# Start of ENTRIES PROVIDED

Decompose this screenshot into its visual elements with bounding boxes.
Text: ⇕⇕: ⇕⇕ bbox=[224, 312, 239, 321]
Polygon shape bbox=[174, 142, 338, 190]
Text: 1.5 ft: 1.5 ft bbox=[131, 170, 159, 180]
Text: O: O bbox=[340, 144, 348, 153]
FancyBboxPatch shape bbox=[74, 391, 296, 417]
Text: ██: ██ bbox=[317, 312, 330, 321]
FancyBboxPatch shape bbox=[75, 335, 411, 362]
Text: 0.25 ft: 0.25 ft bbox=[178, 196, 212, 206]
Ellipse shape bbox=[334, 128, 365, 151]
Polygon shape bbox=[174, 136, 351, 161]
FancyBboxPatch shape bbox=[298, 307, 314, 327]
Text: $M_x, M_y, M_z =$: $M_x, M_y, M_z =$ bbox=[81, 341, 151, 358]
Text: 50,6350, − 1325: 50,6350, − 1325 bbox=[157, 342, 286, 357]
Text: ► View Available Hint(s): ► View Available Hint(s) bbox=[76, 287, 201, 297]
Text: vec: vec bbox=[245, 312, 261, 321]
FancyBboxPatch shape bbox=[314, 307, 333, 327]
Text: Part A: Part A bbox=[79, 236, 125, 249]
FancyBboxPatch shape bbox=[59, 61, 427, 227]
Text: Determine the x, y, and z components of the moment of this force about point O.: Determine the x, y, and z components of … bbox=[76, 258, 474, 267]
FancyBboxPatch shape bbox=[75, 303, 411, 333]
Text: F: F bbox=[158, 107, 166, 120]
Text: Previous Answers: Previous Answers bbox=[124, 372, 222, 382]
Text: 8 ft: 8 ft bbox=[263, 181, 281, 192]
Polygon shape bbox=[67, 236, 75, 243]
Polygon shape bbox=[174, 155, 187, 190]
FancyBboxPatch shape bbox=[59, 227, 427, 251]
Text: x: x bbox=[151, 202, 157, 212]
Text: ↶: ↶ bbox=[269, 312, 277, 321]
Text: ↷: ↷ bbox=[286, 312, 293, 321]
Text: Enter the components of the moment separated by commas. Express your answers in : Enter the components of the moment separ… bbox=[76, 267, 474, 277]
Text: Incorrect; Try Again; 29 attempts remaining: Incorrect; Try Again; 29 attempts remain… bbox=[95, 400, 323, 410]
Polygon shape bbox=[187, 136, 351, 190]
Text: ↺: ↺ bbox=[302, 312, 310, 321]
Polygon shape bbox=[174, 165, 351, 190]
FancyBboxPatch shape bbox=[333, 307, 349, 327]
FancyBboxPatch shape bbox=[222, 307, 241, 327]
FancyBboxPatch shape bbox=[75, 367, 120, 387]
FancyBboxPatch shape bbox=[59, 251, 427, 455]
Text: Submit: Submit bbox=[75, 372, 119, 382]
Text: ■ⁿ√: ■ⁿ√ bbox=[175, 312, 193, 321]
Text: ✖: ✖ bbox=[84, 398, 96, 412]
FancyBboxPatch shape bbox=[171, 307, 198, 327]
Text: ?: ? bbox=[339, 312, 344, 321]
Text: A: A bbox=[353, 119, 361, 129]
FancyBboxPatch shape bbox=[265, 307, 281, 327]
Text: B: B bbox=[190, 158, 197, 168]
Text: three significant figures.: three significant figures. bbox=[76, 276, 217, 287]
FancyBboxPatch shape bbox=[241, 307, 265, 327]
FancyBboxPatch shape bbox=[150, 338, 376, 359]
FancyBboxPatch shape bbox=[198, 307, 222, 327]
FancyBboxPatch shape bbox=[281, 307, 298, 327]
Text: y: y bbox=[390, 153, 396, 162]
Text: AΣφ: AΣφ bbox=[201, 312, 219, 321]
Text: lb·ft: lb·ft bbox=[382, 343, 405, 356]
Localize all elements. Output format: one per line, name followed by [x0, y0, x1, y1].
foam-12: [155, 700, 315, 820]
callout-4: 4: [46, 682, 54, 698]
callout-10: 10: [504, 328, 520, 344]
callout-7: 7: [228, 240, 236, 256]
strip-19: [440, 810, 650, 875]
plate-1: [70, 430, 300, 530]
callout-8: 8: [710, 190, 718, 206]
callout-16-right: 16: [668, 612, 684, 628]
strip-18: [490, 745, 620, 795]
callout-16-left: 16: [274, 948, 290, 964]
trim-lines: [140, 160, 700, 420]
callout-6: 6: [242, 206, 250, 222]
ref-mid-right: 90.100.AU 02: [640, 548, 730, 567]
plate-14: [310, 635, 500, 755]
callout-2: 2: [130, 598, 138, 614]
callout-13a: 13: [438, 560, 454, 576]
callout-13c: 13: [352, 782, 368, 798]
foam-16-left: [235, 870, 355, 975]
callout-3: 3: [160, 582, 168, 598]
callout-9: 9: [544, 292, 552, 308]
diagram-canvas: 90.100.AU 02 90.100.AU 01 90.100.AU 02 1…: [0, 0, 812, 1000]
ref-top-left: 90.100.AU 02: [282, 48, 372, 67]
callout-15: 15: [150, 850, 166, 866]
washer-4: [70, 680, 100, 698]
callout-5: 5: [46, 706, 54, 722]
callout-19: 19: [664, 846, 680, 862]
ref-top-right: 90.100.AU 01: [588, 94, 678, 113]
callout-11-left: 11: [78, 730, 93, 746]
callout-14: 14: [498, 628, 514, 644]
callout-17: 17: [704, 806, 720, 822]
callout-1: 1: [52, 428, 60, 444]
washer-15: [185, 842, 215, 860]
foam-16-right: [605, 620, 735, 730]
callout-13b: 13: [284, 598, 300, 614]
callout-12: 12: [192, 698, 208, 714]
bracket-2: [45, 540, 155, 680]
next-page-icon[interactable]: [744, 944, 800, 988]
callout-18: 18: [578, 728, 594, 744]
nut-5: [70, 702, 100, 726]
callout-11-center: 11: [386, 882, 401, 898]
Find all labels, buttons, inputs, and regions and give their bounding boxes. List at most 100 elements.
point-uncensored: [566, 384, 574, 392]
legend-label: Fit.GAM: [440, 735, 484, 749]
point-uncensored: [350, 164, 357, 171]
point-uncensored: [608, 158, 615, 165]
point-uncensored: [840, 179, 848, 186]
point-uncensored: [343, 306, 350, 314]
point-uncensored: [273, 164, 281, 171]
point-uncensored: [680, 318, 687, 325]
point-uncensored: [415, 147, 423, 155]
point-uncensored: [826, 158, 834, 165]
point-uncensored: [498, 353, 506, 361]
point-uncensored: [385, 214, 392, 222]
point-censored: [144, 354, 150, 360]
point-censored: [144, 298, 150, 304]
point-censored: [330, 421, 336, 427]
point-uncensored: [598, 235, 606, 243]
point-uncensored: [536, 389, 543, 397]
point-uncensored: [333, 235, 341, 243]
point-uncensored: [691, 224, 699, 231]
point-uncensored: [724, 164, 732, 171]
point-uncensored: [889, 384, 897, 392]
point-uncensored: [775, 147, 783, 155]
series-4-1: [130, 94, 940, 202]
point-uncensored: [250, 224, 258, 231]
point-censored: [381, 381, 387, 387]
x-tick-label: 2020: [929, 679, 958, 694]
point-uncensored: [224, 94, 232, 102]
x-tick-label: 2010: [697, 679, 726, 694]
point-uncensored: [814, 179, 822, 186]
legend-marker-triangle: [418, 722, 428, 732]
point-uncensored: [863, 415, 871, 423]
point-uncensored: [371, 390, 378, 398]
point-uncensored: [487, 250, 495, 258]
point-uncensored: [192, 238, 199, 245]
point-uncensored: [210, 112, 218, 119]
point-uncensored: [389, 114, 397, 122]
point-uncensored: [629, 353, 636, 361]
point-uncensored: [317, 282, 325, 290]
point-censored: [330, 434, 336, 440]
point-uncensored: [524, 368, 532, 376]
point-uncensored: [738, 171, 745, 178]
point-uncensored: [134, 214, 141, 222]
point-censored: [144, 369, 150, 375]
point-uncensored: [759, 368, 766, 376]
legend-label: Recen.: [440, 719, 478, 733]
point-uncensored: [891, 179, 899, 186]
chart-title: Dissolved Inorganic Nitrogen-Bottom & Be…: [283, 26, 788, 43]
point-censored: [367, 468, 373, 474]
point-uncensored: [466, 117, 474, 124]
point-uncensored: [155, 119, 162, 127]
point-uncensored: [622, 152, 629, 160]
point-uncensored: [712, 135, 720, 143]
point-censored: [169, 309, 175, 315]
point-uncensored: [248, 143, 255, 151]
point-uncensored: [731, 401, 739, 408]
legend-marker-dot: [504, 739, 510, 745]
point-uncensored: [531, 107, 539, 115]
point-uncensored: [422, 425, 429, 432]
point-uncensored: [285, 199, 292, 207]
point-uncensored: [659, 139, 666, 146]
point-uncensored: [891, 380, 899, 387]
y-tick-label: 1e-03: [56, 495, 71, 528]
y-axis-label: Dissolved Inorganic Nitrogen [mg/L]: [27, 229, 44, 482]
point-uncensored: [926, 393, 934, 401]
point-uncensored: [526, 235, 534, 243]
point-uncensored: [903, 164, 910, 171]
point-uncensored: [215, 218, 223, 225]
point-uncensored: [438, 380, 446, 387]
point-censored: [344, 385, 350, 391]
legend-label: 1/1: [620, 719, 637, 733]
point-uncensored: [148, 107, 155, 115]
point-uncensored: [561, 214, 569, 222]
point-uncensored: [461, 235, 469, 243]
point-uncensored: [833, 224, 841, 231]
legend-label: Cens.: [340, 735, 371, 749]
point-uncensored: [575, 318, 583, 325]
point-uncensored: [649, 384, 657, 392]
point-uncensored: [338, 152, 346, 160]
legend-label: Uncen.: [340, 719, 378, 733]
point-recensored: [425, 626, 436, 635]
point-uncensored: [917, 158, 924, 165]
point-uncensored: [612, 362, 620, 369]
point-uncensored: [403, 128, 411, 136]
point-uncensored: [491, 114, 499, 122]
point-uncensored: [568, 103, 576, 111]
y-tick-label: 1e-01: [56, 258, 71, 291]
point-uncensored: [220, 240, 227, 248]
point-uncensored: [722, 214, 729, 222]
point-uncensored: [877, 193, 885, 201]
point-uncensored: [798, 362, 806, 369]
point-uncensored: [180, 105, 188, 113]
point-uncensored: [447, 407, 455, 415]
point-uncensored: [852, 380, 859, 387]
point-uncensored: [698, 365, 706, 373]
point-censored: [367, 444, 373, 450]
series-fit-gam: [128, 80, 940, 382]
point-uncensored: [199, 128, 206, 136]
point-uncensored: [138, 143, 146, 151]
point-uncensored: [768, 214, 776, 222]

# End of ENTRIES PROVIDED

In the lines from the start of the items through the line containing "FancyBboxPatch shape bbox=[74, 391, 296, 417]", replace "Polygon" with "Path". Write those lines out again with nothing else changed.

RESULT OF THE TASK >>
Decompose this screenshot into its visual elements with bounding boxes.
Text: ⇕⇕: ⇕⇕ bbox=[224, 312, 239, 321]
Path shape bbox=[174, 142, 338, 190]
Text: 1.5 ft: 1.5 ft bbox=[131, 170, 159, 180]
Text: O: O bbox=[340, 144, 348, 153]
FancyBboxPatch shape bbox=[74, 391, 296, 417]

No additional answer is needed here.